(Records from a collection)
########################################

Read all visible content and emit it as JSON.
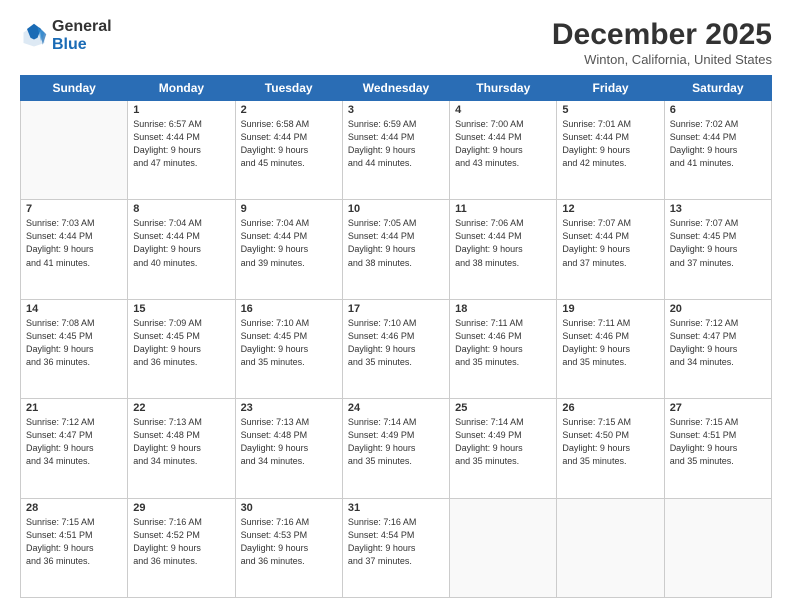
{
  "logo": {
    "line1": "General",
    "line2": "Blue"
  },
  "title": "December 2025",
  "location": "Winton, California, United States",
  "days_of_week": [
    "Sunday",
    "Monday",
    "Tuesday",
    "Wednesday",
    "Thursday",
    "Friday",
    "Saturday"
  ],
  "weeks": [
    [
      {
        "num": "",
        "info": ""
      },
      {
        "num": "1",
        "info": "Sunrise: 6:57 AM\nSunset: 4:44 PM\nDaylight: 9 hours\nand 47 minutes."
      },
      {
        "num": "2",
        "info": "Sunrise: 6:58 AM\nSunset: 4:44 PM\nDaylight: 9 hours\nand 45 minutes."
      },
      {
        "num": "3",
        "info": "Sunrise: 6:59 AM\nSunset: 4:44 PM\nDaylight: 9 hours\nand 44 minutes."
      },
      {
        "num": "4",
        "info": "Sunrise: 7:00 AM\nSunset: 4:44 PM\nDaylight: 9 hours\nand 43 minutes."
      },
      {
        "num": "5",
        "info": "Sunrise: 7:01 AM\nSunset: 4:44 PM\nDaylight: 9 hours\nand 42 minutes."
      },
      {
        "num": "6",
        "info": "Sunrise: 7:02 AM\nSunset: 4:44 PM\nDaylight: 9 hours\nand 41 minutes."
      }
    ],
    [
      {
        "num": "7",
        "info": "Sunrise: 7:03 AM\nSunset: 4:44 PM\nDaylight: 9 hours\nand 41 minutes."
      },
      {
        "num": "8",
        "info": "Sunrise: 7:04 AM\nSunset: 4:44 PM\nDaylight: 9 hours\nand 40 minutes."
      },
      {
        "num": "9",
        "info": "Sunrise: 7:04 AM\nSunset: 4:44 PM\nDaylight: 9 hours\nand 39 minutes."
      },
      {
        "num": "10",
        "info": "Sunrise: 7:05 AM\nSunset: 4:44 PM\nDaylight: 9 hours\nand 38 minutes."
      },
      {
        "num": "11",
        "info": "Sunrise: 7:06 AM\nSunset: 4:44 PM\nDaylight: 9 hours\nand 38 minutes."
      },
      {
        "num": "12",
        "info": "Sunrise: 7:07 AM\nSunset: 4:44 PM\nDaylight: 9 hours\nand 37 minutes."
      },
      {
        "num": "13",
        "info": "Sunrise: 7:07 AM\nSunset: 4:45 PM\nDaylight: 9 hours\nand 37 minutes."
      }
    ],
    [
      {
        "num": "14",
        "info": "Sunrise: 7:08 AM\nSunset: 4:45 PM\nDaylight: 9 hours\nand 36 minutes."
      },
      {
        "num": "15",
        "info": "Sunrise: 7:09 AM\nSunset: 4:45 PM\nDaylight: 9 hours\nand 36 minutes."
      },
      {
        "num": "16",
        "info": "Sunrise: 7:10 AM\nSunset: 4:45 PM\nDaylight: 9 hours\nand 35 minutes."
      },
      {
        "num": "17",
        "info": "Sunrise: 7:10 AM\nSunset: 4:46 PM\nDaylight: 9 hours\nand 35 minutes."
      },
      {
        "num": "18",
        "info": "Sunrise: 7:11 AM\nSunset: 4:46 PM\nDaylight: 9 hours\nand 35 minutes."
      },
      {
        "num": "19",
        "info": "Sunrise: 7:11 AM\nSunset: 4:46 PM\nDaylight: 9 hours\nand 35 minutes."
      },
      {
        "num": "20",
        "info": "Sunrise: 7:12 AM\nSunset: 4:47 PM\nDaylight: 9 hours\nand 34 minutes."
      }
    ],
    [
      {
        "num": "21",
        "info": "Sunrise: 7:12 AM\nSunset: 4:47 PM\nDaylight: 9 hours\nand 34 minutes."
      },
      {
        "num": "22",
        "info": "Sunrise: 7:13 AM\nSunset: 4:48 PM\nDaylight: 9 hours\nand 34 minutes."
      },
      {
        "num": "23",
        "info": "Sunrise: 7:13 AM\nSunset: 4:48 PM\nDaylight: 9 hours\nand 34 minutes."
      },
      {
        "num": "24",
        "info": "Sunrise: 7:14 AM\nSunset: 4:49 PM\nDaylight: 9 hours\nand 35 minutes."
      },
      {
        "num": "25",
        "info": "Sunrise: 7:14 AM\nSunset: 4:49 PM\nDaylight: 9 hours\nand 35 minutes."
      },
      {
        "num": "26",
        "info": "Sunrise: 7:15 AM\nSunset: 4:50 PM\nDaylight: 9 hours\nand 35 minutes."
      },
      {
        "num": "27",
        "info": "Sunrise: 7:15 AM\nSunset: 4:51 PM\nDaylight: 9 hours\nand 35 minutes."
      }
    ],
    [
      {
        "num": "28",
        "info": "Sunrise: 7:15 AM\nSunset: 4:51 PM\nDaylight: 9 hours\nand 36 minutes."
      },
      {
        "num": "29",
        "info": "Sunrise: 7:16 AM\nSunset: 4:52 PM\nDaylight: 9 hours\nand 36 minutes."
      },
      {
        "num": "30",
        "info": "Sunrise: 7:16 AM\nSunset: 4:53 PM\nDaylight: 9 hours\nand 36 minutes."
      },
      {
        "num": "31",
        "info": "Sunrise: 7:16 AM\nSunset: 4:54 PM\nDaylight: 9 hours\nand 37 minutes."
      },
      {
        "num": "",
        "info": ""
      },
      {
        "num": "",
        "info": ""
      },
      {
        "num": "",
        "info": ""
      }
    ]
  ]
}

########################################

Quote every entry exactly, with the pictures omitted.

**Reply to the exercise**
Read all visible content and emit it as JSON.
{
  "logo": {
    "line1": "General",
    "line2": "Blue"
  },
  "title": "December 2025",
  "location": "Winton, California, United States",
  "days_of_week": [
    "Sunday",
    "Monday",
    "Tuesday",
    "Wednesday",
    "Thursday",
    "Friday",
    "Saturday"
  ],
  "weeks": [
    [
      {
        "num": "",
        "info": ""
      },
      {
        "num": "1",
        "info": "Sunrise: 6:57 AM\nSunset: 4:44 PM\nDaylight: 9 hours\nand 47 minutes."
      },
      {
        "num": "2",
        "info": "Sunrise: 6:58 AM\nSunset: 4:44 PM\nDaylight: 9 hours\nand 45 minutes."
      },
      {
        "num": "3",
        "info": "Sunrise: 6:59 AM\nSunset: 4:44 PM\nDaylight: 9 hours\nand 44 minutes."
      },
      {
        "num": "4",
        "info": "Sunrise: 7:00 AM\nSunset: 4:44 PM\nDaylight: 9 hours\nand 43 minutes."
      },
      {
        "num": "5",
        "info": "Sunrise: 7:01 AM\nSunset: 4:44 PM\nDaylight: 9 hours\nand 42 minutes."
      },
      {
        "num": "6",
        "info": "Sunrise: 7:02 AM\nSunset: 4:44 PM\nDaylight: 9 hours\nand 41 minutes."
      }
    ],
    [
      {
        "num": "7",
        "info": "Sunrise: 7:03 AM\nSunset: 4:44 PM\nDaylight: 9 hours\nand 41 minutes."
      },
      {
        "num": "8",
        "info": "Sunrise: 7:04 AM\nSunset: 4:44 PM\nDaylight: 9 hours\nand 40 minutes."
      },
      {
        "num": "9",
        "info": "Sunrise: 7:04 AM\nSunset: 4:44 PM\nDaylight: 9 hours\nand 39 minutes."
      },
      {
        "num": "10",
        "info": "Sunrise: 7:05 AM\nSunset: 4:44 PM\nDaylight: 9 hours\nand 38 minutes."
      },
      {
        "num": "11",
        "info": "Sunrise: 7:06 AM\nSunset: 4:44 PM\nDaylight: 9 hours\nand 38 minutes."
      },
      {
        "num": "12",
        "info": "Sunrise: 7:07 AM\nSunset: 4:44 PM\nDaylight: 9 hours\nand 37 minutes."
      },
      {
        "num": "13",
        "info": "Sunrise: 7:07 AM\nSunset: 4:45 PM\nDaylight: 9 hours\nand 37 minutes."
      }
    ],
    [
      {
        "num": "14",
        "info": "Sunrise: 7:08 AM\nSunset: 4:45 PM\nDaylight: 9 hours\nand 36 minutes."
      },
      {
        "num": "15",
        "info": "Sunrise: 7:09 AM\nSunset: 4:45 PM\nDaylight: 9 hours\nand 36 minutes."
      },
      {
        "num": "16",
        "info": "Sunrise: 7:10 AM\nSunset: 4:45 PM\nDaylight: 9 hours\nand 35 minutes."
      },
      {
        "num": "17",
        "info": "Sunrise: 7:10 AM\nSunset: 4:46 PM\nDaylight: 9 hours\nand 35 minutes."
      },
      {
        "num": "18",
        "info": "Sunrise: 7:11 AM\nSunset: 4:46 PM\nDaylight: 9 hours\nand 35 minutes."
      },
      {
        "num": "19",
        "info": "Sunrise: 7:11 AM\nSunset: 4:46 PM\nDaylight: 9 hours\nand 35 minutes."
      },
      {
        "num": "20",
        "info": "Sunrise: 7:12 AM\nSunset: 4:47 PM\nDaylight: 9 hours\nand 34 minutes."
      }
    ],
    [
      {
        "num": "21",
        "info": "Sunrise: 7:12 AM\nSunset: 4:47 PM\nDaylight: 9 hours\nand 34 minutes."
      },
      {
        "num": "22",
        "info": "Sunrise: 7:13 AM\nSunset: 4:48 PM\nDaylight: 9 hours\nand 34 minutes."
      },
      {
        "num": "23",
        "info": "Sunrise: 7:13 AM\nSunset: 4:48 PM\nDaylight: 9 hours\nand 34 minutes."
      },
      {
        "num": "24",
        "info": "Sunrise: 7:14 AM\nSunset: 4:49 PM\nDaylight: 9 hours\nand 35 minutes."
      },
      {
        "num": "25",
        "info": "Sunrise: 7:14 AM\nSunset: 4:49 PM\nDaylight: 9 hours\nand 35 minutes."
      },
      {
        "num": "26",
        "info": "Sunrise: 7:15 AM\nSunset: 4:50 PM\nDaylight: 9 hours\nand 35 minutes."
      },
      {
        "num": "27",
        "info": "Sunrise: 7:15 AM\nSunset: 4:51 PM\nDaylight: 9 hours\nand 35 minutes."
      }
    ],
    [
      {
        "num": "28",
        "info": "Sunrise: 7:15 AM\nSunset: 4:51 PM\nDaylight: 9 hours\nand 36 minutes."
      },
      {
        "num": "29",
        "info": "Sunrise: 7:16 AM\nSunset: 4:52 PM\nDaylight: 9 hours\nand 36 minutes."
      },
      {
        "num": "30",
        "info": "Sunrise: 7:16 AM\nSunset: 4:53 PM\nDaylight: 9 hours\nand 36 minutes."
      },
      {
        "num": "31",
        "info": "Sunrise: 7:16 AM\nSunset: 4:54 PM\nDaylight: 9 hours\nand 37 minutes."
      },
      {
        "num": "",
        "info": ""
      },
      {
        "num": "",
        "info": ""
      },
      {
        "num": "",
        "info": ""
      }
    ]
  ]
}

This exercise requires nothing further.